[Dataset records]
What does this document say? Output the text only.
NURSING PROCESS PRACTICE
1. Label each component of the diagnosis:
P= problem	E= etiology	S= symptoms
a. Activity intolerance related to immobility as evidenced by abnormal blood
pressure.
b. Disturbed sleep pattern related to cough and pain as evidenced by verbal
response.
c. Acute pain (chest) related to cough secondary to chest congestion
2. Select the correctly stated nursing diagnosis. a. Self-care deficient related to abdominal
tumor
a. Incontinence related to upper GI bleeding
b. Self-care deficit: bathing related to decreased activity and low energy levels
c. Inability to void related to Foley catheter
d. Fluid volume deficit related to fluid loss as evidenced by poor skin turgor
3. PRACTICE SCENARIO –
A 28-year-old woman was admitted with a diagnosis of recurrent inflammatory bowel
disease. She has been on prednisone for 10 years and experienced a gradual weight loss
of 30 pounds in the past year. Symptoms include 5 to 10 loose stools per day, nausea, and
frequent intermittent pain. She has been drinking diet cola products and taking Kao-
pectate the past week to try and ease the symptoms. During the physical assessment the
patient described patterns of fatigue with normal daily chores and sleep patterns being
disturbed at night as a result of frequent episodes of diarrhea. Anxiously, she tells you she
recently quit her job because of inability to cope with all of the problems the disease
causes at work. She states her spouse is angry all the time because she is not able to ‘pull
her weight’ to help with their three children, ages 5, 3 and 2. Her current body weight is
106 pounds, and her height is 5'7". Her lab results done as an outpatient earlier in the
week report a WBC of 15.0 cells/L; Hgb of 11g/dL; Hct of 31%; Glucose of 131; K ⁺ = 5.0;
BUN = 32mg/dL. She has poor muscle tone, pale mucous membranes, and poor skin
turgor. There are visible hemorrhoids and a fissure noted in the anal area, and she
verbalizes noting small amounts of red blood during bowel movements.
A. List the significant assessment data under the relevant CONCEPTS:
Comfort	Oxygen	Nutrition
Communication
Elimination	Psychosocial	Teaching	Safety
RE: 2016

> [WORK INSTRUCTIONS]:
Output the records in full, keeping them exactly as they are.

> [WRITTEN ANSWER]:
What does this document say? Output the text only.
NURSING PROCESS PRACTICE
1. Label each component of the diagnosis:
P= problem	E= etiology	S= symptoms
a. Activity intolerance related to immobility as evidenced by abnormal blood
pressure.
b. Disturbed sleep pattern related to cough and pain as evidenced by verbal
response.
c. Acute pain (chest) related to cough secondary to chest congestion
2. Select the correctly stated nursing diagnosis. a. Self-care deficient related to abdominal
tumor
a. Incontinence related to upper GI bleeding
b. Self-care deficit: bathing related to decreased activity and low energy levels
c. Inability to void related to Foley catheter
d. Fluid volume deficit related to fluid loss as evidenced by poor skin turgor
3. PRACTICE SCENARIO –
A 28-year-old woman was admitted with a diagnosis of recurrent inflammatory bowel
disease. She has been on prednisone for 10 years and experienced a gradual weight loss
of 30 pounds in the past year. Symptoms include 5 to 10 loose stools per day, nausea, and
frequent intermittent pain. She has been drinking diet cola products and taking Kao-
pectate the past week to try and ease the symptoms. During the physical assessment the
patient described patterns of fatigue with normal daily chores and sleep patterns being
disturbed at night as a result of frequent episodes of diarrhea. Anxiously, she tells you she
recently quit her job because of inability to cope with all of the problems the disease
causes at work. She states her spouse is angry all the time because she is not able to ‘pull
her weight’ to help with their three children, ages 5, 3 and 2. Her current body weight is
106 pounds, and her height is 5'7". Her lab results done as an outpatient earlier in the
week report a WBC of 15.0 cells/L; Hgb of 11g/dL; Hct of 31%; Glucose of 131; K ⁺ = 5.0;
BUN = 32mg/dL. She has poor muscle tone, pale mucous membranes, and poor skin
turgor. There are visible hemorrhoids and a fissure noted in the anal area, and she
verbalizes noting small amounts of red blood during bowel movements.
A. List the significant assessment data under the relevant CONCEPTS:
Comfort	Oxygen	Nutrition
Communication
Elimination	Psychosocial	Teaching	Safety
RE: 2016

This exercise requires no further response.